▸ What you should do
What number of lines hold the word "emma"? State that number and nothing besides.

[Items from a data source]
— start —

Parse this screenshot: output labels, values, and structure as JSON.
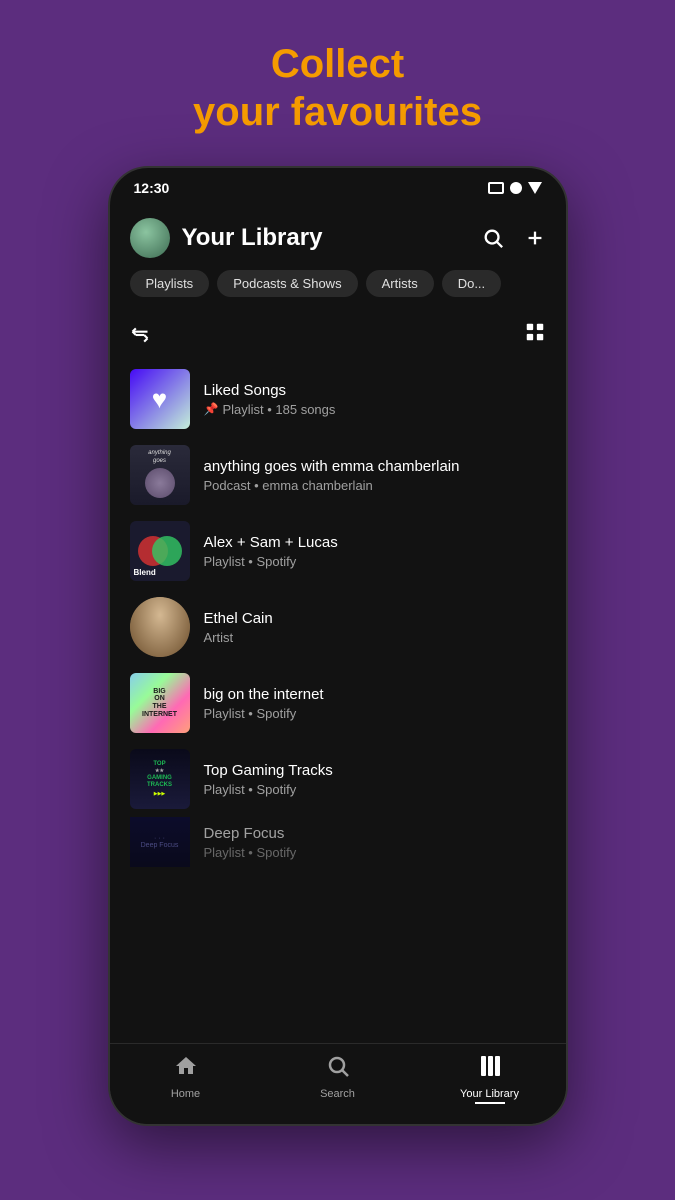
{
  "hero": {
    "line1": "Collect",
    "line2": "your favourites"
  },
  "statusBar": {
    "time": "12:30"
  },
  "header": {
    "title": "Your Library"
  },
  "filterTabs": [
    {
      "id": "playlists",
      "label": "Playlists"
    },
    {
      "id": "podcasts",
      "label": "Podcasts & Shows"
    },
    {
      "id": "artists",
      "label": "Artists"
    },
    {
      "id": "downloaded",
      "label": "Do..."
    }
  ],
  "libraryItems": [
    {
      "id": "liked-songs",
      "name": "Liked Songs",
      "meta": "Playlist • 185 songs",
      "type": "playlist",
      "pinned": true
    },
    {
      "id": "anything-goes",
      "name": "anything goes with emma chamberlain",
      "meta": "Podcast • emma chamberlain",
      "type": "podcast"
    },
    {
      "id": "alex-sam-lucas",
      "name": "Alex + Sam + Lucas",
      "meta": "Playlist • Spotify",
      "type": "blend"
    },
    {
      "id": "ethel-cain",
      "name": "Ethel Cain",
      "meta": "Artist",
      "type": "artist"
    },
    {
      "id": "big-internet",
      "name": "big on the internet",
      "meta": "Playlist • Spotify",
      "type": "playlist-cover"
    },
    {
      "id": "top-gaming",
      "name": "Top Gaming Tracks",
      "meta": "Playlist • Spotify",
      "type": "gaming"
    },
    {
      "id": "deep-focus",
      "name": "Deep Focus",
      "meta": "Playlist • Spotify",
      "type": "deep-focus"
    }
  ],
  "bottomNav": [
    {
      "id": "home",
      "label": "Home",
      "icon": "home",
      "active": false
    },
    {
      "id": "search",
      "label": "Search",
      "icon": "search",
      "active": false
    },
    {
      "id": "library",
      "label": "Your Library",
      "icon": "library",
      "active": true
    }
  ]
}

— end —

▸ Exercise output
2